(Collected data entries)
──────

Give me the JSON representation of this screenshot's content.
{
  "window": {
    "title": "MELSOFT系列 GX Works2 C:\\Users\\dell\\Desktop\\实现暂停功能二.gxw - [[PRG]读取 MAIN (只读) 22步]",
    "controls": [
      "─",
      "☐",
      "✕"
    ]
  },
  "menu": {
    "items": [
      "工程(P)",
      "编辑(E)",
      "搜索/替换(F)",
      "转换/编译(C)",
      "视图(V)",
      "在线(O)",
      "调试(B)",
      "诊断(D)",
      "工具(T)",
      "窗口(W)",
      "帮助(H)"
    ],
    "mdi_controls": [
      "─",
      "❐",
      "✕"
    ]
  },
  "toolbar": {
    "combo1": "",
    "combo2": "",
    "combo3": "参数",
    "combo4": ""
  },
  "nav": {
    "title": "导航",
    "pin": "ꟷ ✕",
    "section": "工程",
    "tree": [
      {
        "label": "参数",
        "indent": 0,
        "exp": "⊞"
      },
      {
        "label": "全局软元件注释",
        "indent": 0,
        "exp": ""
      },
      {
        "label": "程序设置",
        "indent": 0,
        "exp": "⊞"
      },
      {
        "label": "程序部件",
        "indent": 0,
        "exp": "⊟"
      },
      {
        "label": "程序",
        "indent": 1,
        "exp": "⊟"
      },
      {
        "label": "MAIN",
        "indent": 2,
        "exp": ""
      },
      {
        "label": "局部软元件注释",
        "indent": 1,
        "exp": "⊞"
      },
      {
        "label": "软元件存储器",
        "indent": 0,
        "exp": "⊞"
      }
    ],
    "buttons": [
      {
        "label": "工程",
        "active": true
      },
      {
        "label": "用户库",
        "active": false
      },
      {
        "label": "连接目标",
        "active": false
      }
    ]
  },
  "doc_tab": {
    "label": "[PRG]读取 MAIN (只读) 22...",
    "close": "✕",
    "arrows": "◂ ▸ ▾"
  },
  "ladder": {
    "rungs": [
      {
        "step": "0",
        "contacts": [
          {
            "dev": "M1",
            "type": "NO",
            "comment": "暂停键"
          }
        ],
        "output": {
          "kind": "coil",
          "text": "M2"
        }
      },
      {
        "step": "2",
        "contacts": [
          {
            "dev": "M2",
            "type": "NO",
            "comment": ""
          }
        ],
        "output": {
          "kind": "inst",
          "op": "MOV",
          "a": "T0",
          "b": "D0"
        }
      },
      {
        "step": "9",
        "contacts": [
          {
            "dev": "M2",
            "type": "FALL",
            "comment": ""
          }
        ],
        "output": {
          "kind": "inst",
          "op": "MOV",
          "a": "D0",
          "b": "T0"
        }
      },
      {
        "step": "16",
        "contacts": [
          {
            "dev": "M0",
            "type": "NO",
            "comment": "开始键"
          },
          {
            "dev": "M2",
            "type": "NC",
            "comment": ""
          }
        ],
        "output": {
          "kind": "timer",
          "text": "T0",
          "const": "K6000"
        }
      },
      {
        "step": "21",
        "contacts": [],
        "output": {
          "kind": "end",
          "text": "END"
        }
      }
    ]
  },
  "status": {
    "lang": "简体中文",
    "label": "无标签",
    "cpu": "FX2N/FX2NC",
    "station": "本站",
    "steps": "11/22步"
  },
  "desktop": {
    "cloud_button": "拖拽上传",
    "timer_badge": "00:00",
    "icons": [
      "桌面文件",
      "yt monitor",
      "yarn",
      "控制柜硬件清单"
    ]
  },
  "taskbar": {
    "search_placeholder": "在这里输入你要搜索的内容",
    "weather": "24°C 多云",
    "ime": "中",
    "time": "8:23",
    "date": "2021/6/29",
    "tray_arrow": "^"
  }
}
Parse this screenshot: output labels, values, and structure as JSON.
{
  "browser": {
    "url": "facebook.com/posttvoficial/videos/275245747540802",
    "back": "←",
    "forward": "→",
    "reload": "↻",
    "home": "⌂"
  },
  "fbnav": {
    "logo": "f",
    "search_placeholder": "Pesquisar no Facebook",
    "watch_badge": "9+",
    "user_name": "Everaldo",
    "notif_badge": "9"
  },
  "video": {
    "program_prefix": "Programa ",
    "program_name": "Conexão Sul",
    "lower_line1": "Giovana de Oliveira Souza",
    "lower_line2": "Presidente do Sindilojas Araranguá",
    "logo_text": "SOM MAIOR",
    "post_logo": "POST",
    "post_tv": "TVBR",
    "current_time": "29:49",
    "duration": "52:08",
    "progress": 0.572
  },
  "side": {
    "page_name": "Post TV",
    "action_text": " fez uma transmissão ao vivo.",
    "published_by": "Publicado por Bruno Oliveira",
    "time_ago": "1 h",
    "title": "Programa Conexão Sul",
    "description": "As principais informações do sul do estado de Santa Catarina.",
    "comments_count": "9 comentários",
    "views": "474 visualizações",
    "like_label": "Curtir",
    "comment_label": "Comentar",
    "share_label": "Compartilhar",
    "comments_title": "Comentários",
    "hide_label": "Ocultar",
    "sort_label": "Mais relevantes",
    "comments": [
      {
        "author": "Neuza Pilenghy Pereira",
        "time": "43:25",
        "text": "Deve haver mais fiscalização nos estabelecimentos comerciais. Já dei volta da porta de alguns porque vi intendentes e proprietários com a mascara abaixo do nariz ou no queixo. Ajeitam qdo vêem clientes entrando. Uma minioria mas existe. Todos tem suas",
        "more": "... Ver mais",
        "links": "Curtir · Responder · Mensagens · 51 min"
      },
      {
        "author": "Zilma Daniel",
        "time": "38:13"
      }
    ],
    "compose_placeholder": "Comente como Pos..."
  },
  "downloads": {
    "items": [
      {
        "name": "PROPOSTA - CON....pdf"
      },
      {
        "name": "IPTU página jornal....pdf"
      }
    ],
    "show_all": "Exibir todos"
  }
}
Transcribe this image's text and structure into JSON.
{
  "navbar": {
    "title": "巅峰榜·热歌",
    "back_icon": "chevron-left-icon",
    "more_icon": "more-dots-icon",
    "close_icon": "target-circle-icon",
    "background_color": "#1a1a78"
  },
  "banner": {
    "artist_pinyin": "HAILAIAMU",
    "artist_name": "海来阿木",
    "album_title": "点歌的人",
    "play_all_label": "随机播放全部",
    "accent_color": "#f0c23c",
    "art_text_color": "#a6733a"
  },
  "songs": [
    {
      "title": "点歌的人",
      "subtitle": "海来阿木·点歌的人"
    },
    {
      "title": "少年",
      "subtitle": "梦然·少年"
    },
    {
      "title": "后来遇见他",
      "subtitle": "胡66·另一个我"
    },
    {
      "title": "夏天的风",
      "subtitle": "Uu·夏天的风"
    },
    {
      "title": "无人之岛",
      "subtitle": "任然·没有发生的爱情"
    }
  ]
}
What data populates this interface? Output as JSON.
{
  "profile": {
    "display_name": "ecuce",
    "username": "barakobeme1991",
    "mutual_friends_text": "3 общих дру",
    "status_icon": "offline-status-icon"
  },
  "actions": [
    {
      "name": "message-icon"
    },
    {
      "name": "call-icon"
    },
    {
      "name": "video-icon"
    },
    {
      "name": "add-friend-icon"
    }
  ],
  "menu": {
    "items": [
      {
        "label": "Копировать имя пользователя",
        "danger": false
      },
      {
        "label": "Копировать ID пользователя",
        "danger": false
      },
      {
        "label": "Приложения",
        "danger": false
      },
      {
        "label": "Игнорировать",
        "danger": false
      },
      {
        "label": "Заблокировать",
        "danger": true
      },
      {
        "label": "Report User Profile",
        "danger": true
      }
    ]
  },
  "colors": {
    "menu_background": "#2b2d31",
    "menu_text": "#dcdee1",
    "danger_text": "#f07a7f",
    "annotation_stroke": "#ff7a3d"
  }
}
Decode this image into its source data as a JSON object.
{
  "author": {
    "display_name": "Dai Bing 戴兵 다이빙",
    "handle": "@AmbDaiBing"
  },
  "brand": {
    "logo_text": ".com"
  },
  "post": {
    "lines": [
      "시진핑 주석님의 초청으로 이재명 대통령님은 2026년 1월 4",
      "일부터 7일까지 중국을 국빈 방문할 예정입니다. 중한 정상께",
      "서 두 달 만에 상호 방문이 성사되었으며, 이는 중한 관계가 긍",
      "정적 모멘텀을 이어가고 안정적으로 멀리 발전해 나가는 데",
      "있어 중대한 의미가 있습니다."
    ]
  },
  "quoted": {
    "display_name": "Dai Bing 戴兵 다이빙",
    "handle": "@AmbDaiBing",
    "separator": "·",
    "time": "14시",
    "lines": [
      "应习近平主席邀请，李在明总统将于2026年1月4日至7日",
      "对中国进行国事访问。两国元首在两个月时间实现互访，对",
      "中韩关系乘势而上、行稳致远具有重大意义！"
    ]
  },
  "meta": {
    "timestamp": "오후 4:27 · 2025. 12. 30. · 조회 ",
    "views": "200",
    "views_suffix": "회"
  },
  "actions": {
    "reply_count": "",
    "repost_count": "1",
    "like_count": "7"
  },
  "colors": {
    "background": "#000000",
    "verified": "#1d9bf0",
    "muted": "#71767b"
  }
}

──────

• What the task asks:
Begin with the line that contains "Decode this image" and end with the last line of the records; set down every line in that span exactly, and nothing else.

• Full solution:
Decode this image into its source data as a JSON object.
{
  "author": {
    "display_name": "Dai Bing 戴兵 다이빙",
    "handle": "@AmbDaiBing"
  },
  "brand": {
    "logo_text": ".com"
  },
  "post": {
    "lines": [
      "시진핑 주석님의 초청으로 이재명 대통령님은 2026년 1월 4",
      "일부터 7일까지 중국을 국빈 방문할 예정입니다. 중한 정상께",
      "서 두 달 만에 상호 방문이 성사되었으며, 이는 중한 관계가 긍",
      "정적 모멘텀을 이어가고 안정적으로 멀리 발전해 나가는 데",
      "있어 중대한 의미가 있습니다."
    ]
  },
  "quoted": {
    "display_name": "Dai Bing 戴兵 다이빙",
    "handle": "@AmbDaiBing",
    "separator": "·",
    "time": "14시",
    "lines": [
      "应习近平主席邀请，李在明总统将于2026年1月4日至7日",
      "对中国进行国事访问。两国元首在两个月时间实现互访，对",
      "中韩关系乘势而上、行稳致远具有重大意义！"
    ]
  },
  "meta": {
    "timestamp": "오후 4:27 · 2025. 12. 30. · 조회 ",
    "views": "200",
    "views_suffix": "회"
  },
  "actions": {
    "reply_count": "",
    "repost_count": "1",
    "like_count": "7"
  },
  "colors": {
    "background": "#000000",
    "verified": "#1d9bf0",
    "muted": "#71767b"
  }
}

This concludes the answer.